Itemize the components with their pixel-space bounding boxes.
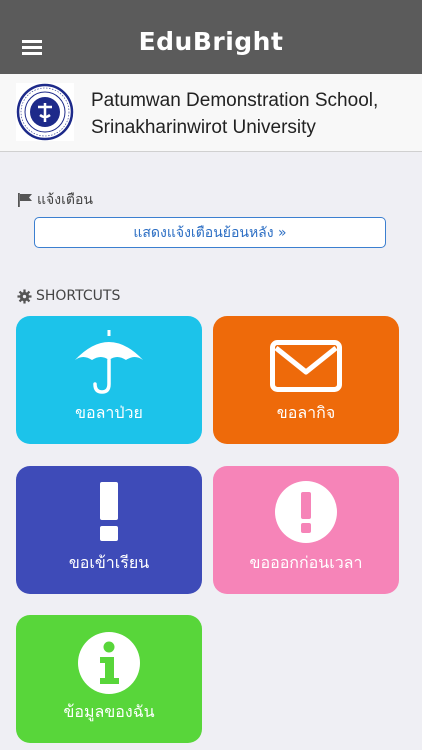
exclamation-circle-icon — [275, 481, 337, 543]
personal-leave-tile[interactable]: ขอลากิจ — [213, 316, 399, 444]
my-info-tile[interactable]: ข้อมูลของฉัน — [16, 615, 202, 743]
notification-history-button[interactable]: แสดงแจ้งเตือนย้อนหลัง » — [34, 217, 386, 248]
early-leave-label: ขอออกก่อนเวลา — [249, 553, 363, 572]
flag-icon — [18, 193, 32, 207]
class-entry-label: ขอเข้าเรียน — [68, 553, 150, 572]
app-title: EduBright — [138, 27, 284, 56]
envelope-icon — [270, 340, 342, 392]
class-entry-tile[interactable]: ขอเข้าเรียน — [16, 466, 202, 594]
shortcuts-label: SHORTCUTS — [36, 288, 121, 304]
my-info-label: ข้อมูลของฉัน — [63, 702, 155, 721]
notifications-label: แจ้งเตือน — [37, 192, 93, 208]
personal-leave-label: ขอลากิจ — [276, 403, 336, 422]
umbrella-icon — [75, 330, 143, 394]
sick-leave-tile[interactable]: ขอลาป่วย — [16, 316, 202, 444]
school-name-line1: Patumwan Demonstration School, — [91, 90, 379, 111]
school-logo-icon — [16, 83, 74, 141]
info-circle-icon — [78, 632, 140, 694]
school-header: Patumwan Demonstration School, Srinakhar… — [0, 74, 422, 152]
sick-leave-label: ขอลาป่วย — [75, 403, 143, 422]
school-name-line2: Srinakharinwirot University — [91, 117, 316, 138]
top-nav-bar: EduBright — [0, 0, 422, 74]
gear-icon — [17, 288, 32, 304]
shortcuts-header: SHORTCUTS — [17, 288, 120, 304]
notifications-header: แจ้งเตือน — [17, 189, 93, 211]
early-leave-tile[interactable]: ขอออกก่อนเวลา — [213, 466, 399, 594]
exclamation-icon — [100, 482, 118, 541]
school-name: Patumwan Demonstration School, Srinakhar… — [91, 87, 416, 141]
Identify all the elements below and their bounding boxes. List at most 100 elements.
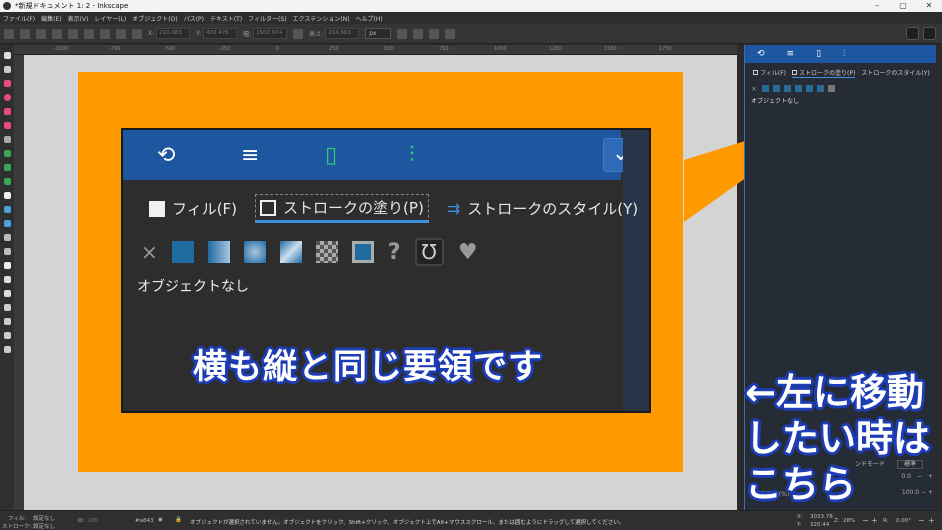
menu-text[interactable]: テキスト(T) (210, 14, 242, 23)
gradient-tool-icon[interactable] (3, 206, 11, 213)
opacity-minus-button[interactable]: − (921, 489, 926, 496)
deselect-icon[interactable] (36, 28, 46, 39)
blur-value[interactable]: 0.0 (901, 473, 911, 480)
distribute-icon[interactable]: ⫶ (409, 143, 459, 168)
opacity-value[interactable]: 100.0 (902, 489, 919, 496)
rotate-ccw-icon[interactable] (52, 28, 62, 39)
unit-select[interactable]: px (365, 28, 392, 39)
opacity-plus-button[interactable]: + (928, 489, 933, 496)
connector-tool-icon[interactable] (3, 304, 11, 311)
eraser-tool-icon[interactable] (3, 290, 11, 297)
snap-menu-icon[interactable] (923, 27, 936, 40)
menu-help[interactable]: ヘルプ(H) (356, 14, 383, 23)
raise-icon[interactable] (116, 28, 126, 39)
select-all-layers-icon[interactable] (20, 28, 30, 39)
align-icon[interactable]: ≡ (241, 143, 291, 168)
linear-gradient-icon[interactable] (207, 241, 230, 263)
measure-tool-icon[interactable] (3, 346, 11, 353)
dock-no-paint-icon[interactable]: × (751, 85, 758, 93)
menu-edit[interactable]: 編集(E) (41, 14, 61, 23)
fill-rule-evenodd-icon[interactable]: Ʊ (414, 238, 444, 266)
paint-bucket-tool-icon[interactable] (3, 248, 11, 255)
flip-h-icon[interactable] (84, 28, 94, 39)
star-tool-icon[interactable] (3, 108, 11, 115)
dock-pattern-icon[interactable] (806, 85, 813, 92)
rotate-cw-icon[interactable] (68, 28, 78, 39)
flat-color-icon[interactable] (171, 241, 194, 263)
pattern-icon[interactable] (315, 241, 338, 263)
unset-paint-icon[interactable]: ? (388, 240, 401, 265)
mesh-tool-icon[interactable] (3, 220, 11, 227)
scale-corners-icon[interactable] (413, 28, 424, 39)
spray-tool-icon[interactable] (3, 276, 11, 283)
rotate-minus-button[interactable]: − (918, 516, 925, 525)
zoom-minus-button[interactable]: − (862, 516, 869, 525)
refresh-icon[interactable]: ⟲ (157, 143, 207, 168)
pages-tool-icon[interactable] (3, 318, 11, 325)
blur-minus-button[interactable]: − (917, 473, 922, 480)
y-input[interactable]: 402.476 (203, 28, 238, 39)
rotate-plus-button[interactable]: + (928, 516, 935, 525)
tab-stroke-paint[interactable]: ストロークの塗り(P) (255, 194, 429, 223)
zoomed-scrollbar[interactable] (623, 130, 649, 411)
transform-pattern-icon[interactable] (445, 28, 456, 39)
ellipse-tool-icon[interactable] (3, 94, 11, 101)
snap-toggle-icon[interactable] (906, 27, 919, 40)
close-button[interactable]: ✕ (916, 0, 942, 12)
radial-gradient-icon[interactable] (243, 241, 266, 263)
menu-filters[interactable]: フィルター(S) (248, 14, 286, 23)
flip-v-icon[interactable] (100, 28, 110, 39)
dock-refresh-icon[interactable]: ⟲ (757, 49, 765, 59)
no-paint-icon[interactable]: × (141, 240, 158, 264)
menu-file[interactable]: ファイル(F) (3, 14, 35, 23)
mesh-gradient-icon[interactable] (279, 241, 302, 263)
tab-fill[interactable]: フィル(F) (145, 196, 241, 221)
dock-linear-icon[interactable] (773, 85, 780, 92)
dock-align-icon[interactable]: ≡ (787, 49, 795, 59)
dock-tab-fill[interactable]: フィル(F) (753, 68, 786, 78)
scale-stroke-icon[interactable] (397, 28, 408, 39)
blur-plus-button[interactable]: + (928, 473, 933, 480)
pencil-tool-icon[interactable] (3, 150, 11, 157)
dock-swatch-icon[interactable] (817, 85, 824, 92)
menu-path[interactable]: パス(P) (184, 14, 204, 23)
dock-flat-icon[interactable] (762, 85, 769, 92)
layer-lock-icon[interactable]: 🔒 (175, 517, 182, 523)
pen-tool-icon[interactable] (3, 164, 11, 171)
dropper-tool-icon[interactable] (3, 234, 11, 241)
dock-document-icon[interactable]: ▯ (816, 49, 821, 59)
swatch-icon[interactable] (351, 241, 374, 263)
menu-view[interactable]: 表示(V) (68, 14, 89, 23)
dock-distribute-icon[interactable]: ⫶ (843, 49, 845, 59)
document-icon[interactable]: ▯ (325, 143, 375, 168)
tab-stroke-style[interactable]: ⇉ ストロークのスタイル(Y) (443, 196, 642, 221)
fill-rule-nonzero-icon[interactable]: ♥ (458, 240, 478, 265)
maximize-button[interactable]: ▢ (890, 0, 916, 12)
zoom-tool-icon[interactable] (3, 332, 11, 339)
text-tool-icon[interactable] (3, 192, 11, 199)
menu-layer[interactable]: レイヤー(L) (94, 14, 126, 23)
status-stroke-value[interactable]: 設定なし (33, 522, 55, 530)
calligraphy-tool-icon[interactable] (3, 178, 11, 185)
rect-tool-icon[interactable] (3, 80, 11, 87)
height-input[interactable]: 214.863 (325, 28, 360, 39)
dock-unset-icon[interactable] (828, 85, 835, 92)
width-input[interactable]: 1502.974 (253, 28, 288, 39)
box3d-tool-icon[interactable] (3, 122, 11, 129)
status-layer[interactable]: #a843 (135, 518, 153, 524)
zoom-plus-button[interactable]: + (871, 516, 878, 525)
select-all-icon[interactable] (4, 28, 14, 39)
dock-tab-stroke-paint[interactable]: ストロークの塗り(P) (792, 68, 856, 78)
layer-visibility-icon[interactable]: ◉ (158, 517, 163, 523)
dock-tab-stroke-style[interactable]: ストロークのスタイル(Y) (861, 68, 929, 78)
dock-radial-icon[interactable] (784, 85, 791, 92)
menu-object[interactable]: オブジェクト(O) (132, 14, 177, 23)
status-fill-value[interactable]: 設定なし (33, 514, 55, 522)
status-opacity-value[interactable]: 100 (88, 518, 99, 524)
rotation-value[interactable]: 0.00° (896, 518, 911, 524)
lock-icon[interactable] (293, 28, 304, 39)
x-input[interactable]: 210.083 (156, 28, 191, 39)
transform-gradient-icon[interactable] (429, 28, 440, 39)
selector-tool-icon[interactable] (3, 52, 11, 59)
tweak-tool-icon[interactable] (3, 262, 11, 269)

• • • • • • •

» **To do**: Copy the items from the very first line through the line containing "Identify all the", both ends included, swapping "EduBright" for "EduBright App" and leaving everything else as it is. Leave the pictures out.

» **Solution**:
Itemize the components with their pixel-space bounding boxes.
exclamation-circle-icon — [275, 481, 337, 543]
personal-leave-tile[interactable]: ขอลากิจ — [213, 316, 399, 444]
my-info-tile[interactable]: ข้อมูลของฉัน — [16, 615, 202, 743]
notification-history-button[interactable]: แสดงแจ้งเตือนย้อนหลัง » — [34, 217, 386, 248]
early-leave-label: ขอออกก่อนเวลา — [249, 553, 363, 572]
flag-icon — [18, 193, 32, 207]
class-entry-label: ขอเข้าเรียน — [68, 553, 150, 572]
app-title: EduBright App — [138, 27, 284, 56]
envelope-icon — [270, 340, 342, 392]
class-entry-tile[interactable]: ขอเข้าเรียน — [16, 466, 202, 594]
shortcuts-label: SHORTCUTS — [36, 288, 121, 304]
my-info-label: ข้อมูลของฉัน — [63, 702, 155, 721]
notifications-label: แจ้งเตือน — [37, 192, 93, 208]
personal-leave-label: ขอลากิจ — [276, 403, 336, 422]
umbrella-icon — [75, 330, 143, 394]
sick-leave-tile[interactable]: ขอลาป่วย — [16, 316, 202, 444]
school-name-line1: Patumwan Demonstration School, — [91, 90, 379, 111]
school-logo-icon — [16, 83, 74, 141]
info-circle-icon — [78, 632, 140, 694]
school-header: Patumwan Demonstration School, Srinakhar… — [0, 74, 422, 152]
sick-leave-label: ขอลาป่วย — [75, 403, 143, 422]
school-name-line2: Srinakharinwirot University — [91, 117, 316, 138]
top-nav-bar: EduBright App — [0, 0, 422, 74]
gear-icon — [17, 288, 32, 304]
shortcuts-header: SHORTCUTS — [17, 288, 120, 304]
notifications-header: แจ้งเตือน — [17, 189, 93, 211]
early-leave-tile[interactable]: ขอออกก่อนเวลา — [213, 466, 399, 594]
exclamation-icon — [100, 482, 118, 541]
school-name: Patumwan Demonstration School, Srinakhar… — [91, 87, 416, 141]
Identify all the elements below and their bounding boxes. List at most 100 elements.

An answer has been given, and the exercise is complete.